--- SUPPLIED PASSAGE ---
++++

The new temporary labour migration regime was imperfect and did not address the root causes of territorial stratification of labour resources. The passport and domicile registration provided tools for creating hierarchies of distribution for consumer goods, labour power, and the development of enterprises. Perevedentsev challenged one Gosplan official to run an experiment by changing one regime city to an open one to see if the problems of labour distribution solved themselves. The official categorically refused to entertain such an idea. 32 Instead of opening closed cities, Gosplan enabled a system of temporary labour recruitment, but local enterprises and soviets provided pathways to gaining permanent domicile registration.
Soviet Socialist Stars
The migration regime of issuing temporary domicile registration to workers from beyond Moscow’s borders remained intact until the end of the Soviet period, but how Soviet authorities implemented this system changed. During the 1970s, this migration regime filled chronic labour shortages in Moscow but attempted no structural overhaul of the passport and domicile registration system that exacerbated this problem. However, local authorities and enterprises in Moscow enacted this migration regime in a manner that embraced the values of developed socialism – primarily an emphasis on the cultural development of youths through education, excursions, and physical fitness. The dormitory with its high concentration of young labour migrants became the central laboratory for this development.

++++

--- SOURCE MATERIAL ---
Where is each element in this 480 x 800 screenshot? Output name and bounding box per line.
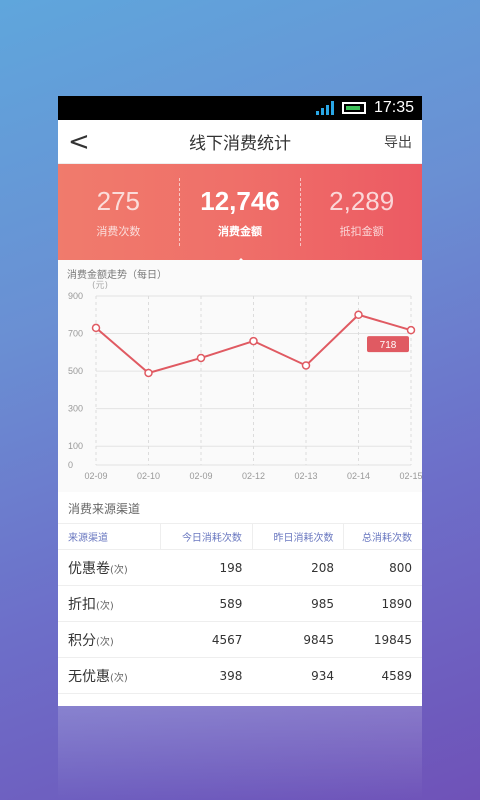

++++

--- WRITTEN INSTRUCTION ---
Please print the passage on Soviet labor migration word for word, from "The new temporary" to "permanent domicile registration.".

--- ANSWER TO THIS TASK ---
The new temporary labour migration regime was imperfect and did not address the root causes of territorial stratification of labour resources. The passport and domicile registration provided tools for creating hierarchies of distribution for consumer goods, labour power, and the development of enterprises. Perevedentsev challenged one Gosplan official to run an experiment by changing one regime city to an open one to see if the problems of labour distribution solved themselves. The official categorically refused to entertain such an idea. 32 Instead of opening closed cities, Gosplan enabled a system of temporary labour recruitment, but local enterprises and soviets provided pathways to gaining permanent domicile registration.